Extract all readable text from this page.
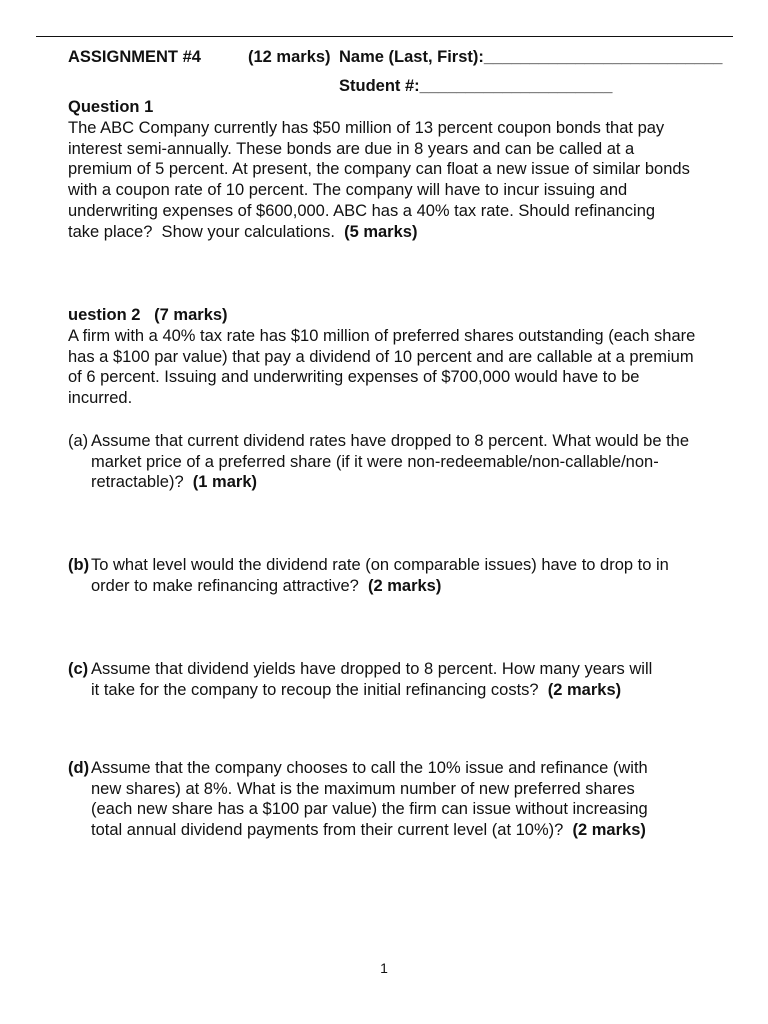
ASSIGNMENT #4	(12 marks) Name (Last, First):__________________________
Student #:_____________________
Question 1
The ABC Company currently has $50 million of 13 percent coupon bonds that pay
interest semi-annually. These bonds are due in 8 years and can be called at a
premium of 5 percent. At present, the company can float a new issue of similar bonds
with a coupon rate of 10 percent. The company will have to incur issuing and
underwriting expenses of $600,000. ABC has a 40% tax rate. Should refinancing
take place?  Show your calculations.  (5 marks)
uestion 2   (7 marks)
A firm with a 40% tax rate has $10 million of preferred shares outstanding (each share
has a $100 par value) that pay a dividend of 10 percent and are callable at a premium
of 6 percent. Issuing and underwriting expenses of $700,000 would have to be
incurred.
(a) Assume that current dividend rates have dropped to 8 percent. What would be the
market price of a preferred share (if it were non-redeemable/non-callable/non-
retractable)?  (1 mark)
(b) To what level would the dividend rate (on comparable issues) have to drop to in
order to make refinancing attractive?  (2 marks)
(c) Assume that dividend yields have dropped to 8 percent. How many years will
it take for the company to recoup the initial refinancing costs?  (2 marks)
(d) Assume that the company chooses to call the 10% issue and refinance (with
new shares) at 8%. What is the maximum number of new preferred shares
(each new share has a $100 par value) the firm can issue without increasing
total annual dividend payments from their current level (at 10%)?  (2 marks)
1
━━━
● Your instructions
List all lines where "that" occurs.

● Complete output
The ABC Company currently has $50 million of 13 percent coupon bonds that pay
has a $100 par value) that pay a dividend of 10 percent and are callable at a premium
(a) Assume that current dividend rates have dropped to 8 percent. What would be the
(c) Assume that dividend yields have dropped to 8 percent. How many years will
(d) Assume that the company chooses to call the 10% issue and refinance (with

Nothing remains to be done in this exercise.